- Exercise goal -
Skip the images and copy each record exactly as written.

Rows from a dataset:
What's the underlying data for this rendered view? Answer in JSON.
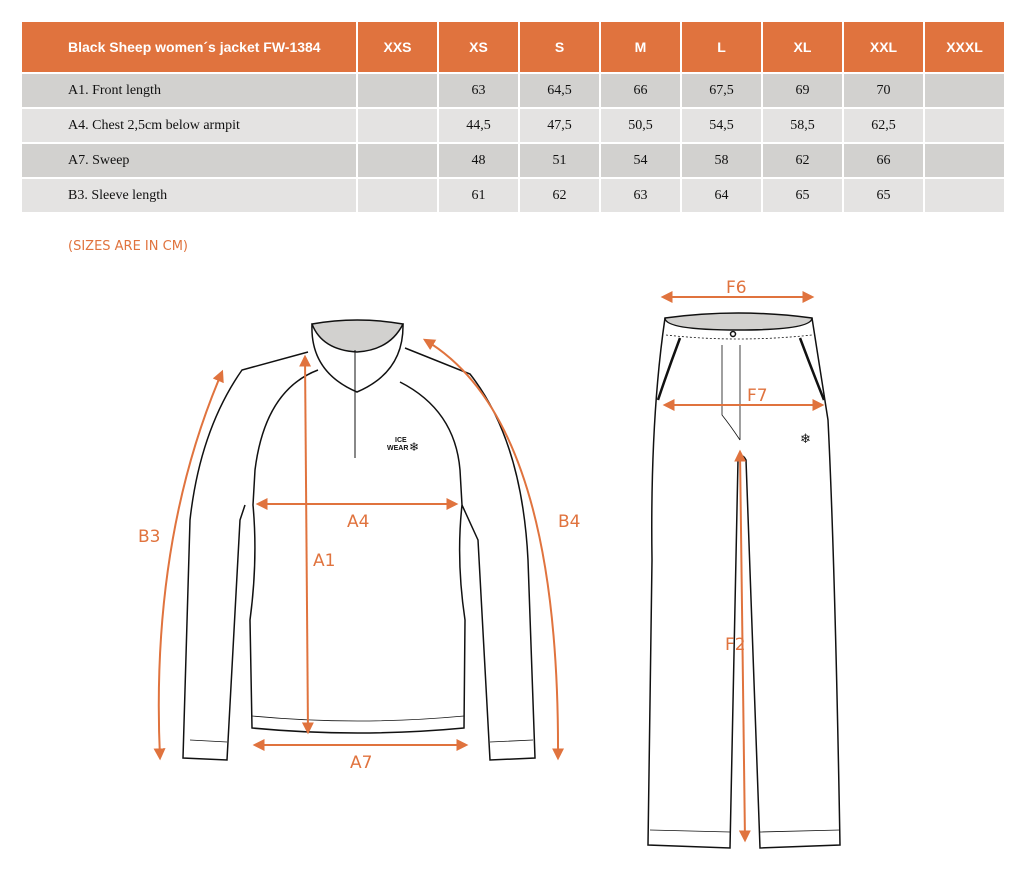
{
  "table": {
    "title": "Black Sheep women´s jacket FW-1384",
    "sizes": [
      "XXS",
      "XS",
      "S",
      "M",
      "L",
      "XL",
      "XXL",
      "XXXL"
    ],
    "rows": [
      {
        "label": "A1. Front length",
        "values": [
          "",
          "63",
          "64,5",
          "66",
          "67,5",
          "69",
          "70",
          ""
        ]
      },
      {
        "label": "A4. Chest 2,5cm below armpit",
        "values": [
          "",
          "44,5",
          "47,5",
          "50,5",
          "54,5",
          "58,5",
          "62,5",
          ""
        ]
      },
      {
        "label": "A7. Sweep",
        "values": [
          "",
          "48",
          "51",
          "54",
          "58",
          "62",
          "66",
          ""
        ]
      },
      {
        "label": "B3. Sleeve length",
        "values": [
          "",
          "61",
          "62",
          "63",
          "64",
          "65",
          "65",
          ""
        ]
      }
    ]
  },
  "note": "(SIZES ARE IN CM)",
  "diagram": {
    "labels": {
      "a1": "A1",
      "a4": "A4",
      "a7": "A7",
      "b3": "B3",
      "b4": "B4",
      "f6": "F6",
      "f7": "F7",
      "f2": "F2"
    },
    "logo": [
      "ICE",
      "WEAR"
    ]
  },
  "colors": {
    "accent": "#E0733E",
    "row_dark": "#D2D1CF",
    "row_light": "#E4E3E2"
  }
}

- Full output -
What's the underlying data for this rendered view? Answer in JSON.
{
  "table": {
    "title": "Black Sheep women´s jacket FW-1384",
    "sizes": [
      "XXS",
      "XS",
      "S",
      "M",
      "L",
      "XL",
      "XXL",
      "XXXL"
    ],
    "rows": [
      {
        "label": "A1. Front length",
        "values": [
          "",
          "63",
          "64,5",
          "66",
          "67,5",
          "69",
          "70",
          ""
        ]
      },
      {
        "label": "A4. Chest 2,5cm below armpit",
        "values": [
          "",
          "44,5",
          "47,5",
          "50,5",
          "54,5",
          "58,5",
          "62,5",
          ""
        ]
      },
      {
        "label": "A7. Sweep",
        "values": [
          "",
          "48",
          "51",
          "54",
          "58",
          "62",
          "66",
          ""
        ]
      },
      {
        "label": "B3. Sleeve length",
        "values": [
          "",
          "61",
          "62",
          "63",
          "64",
          "65",
          "65",
          ""
        ]
      }
    ]
  },
  "note": "(SIZES ARE IN CM)",
  "diagram": {
    "labels": {
      "a1": "A1",
      "a4": "A4",
      "a7": "A7",
      "b3": "B3",
      "b4": "B4",
      "f6": "F6",
      "f7": "F7",
      "f2": "F2"
    },
    "logo": [
      "ICE",
      "WEAR"
    ]
  },
  "colors": {
    "accent": "#E0733E",
    "row_dark": "#D2D1CF",
    "row_light": "#E4E3E2"
  }
}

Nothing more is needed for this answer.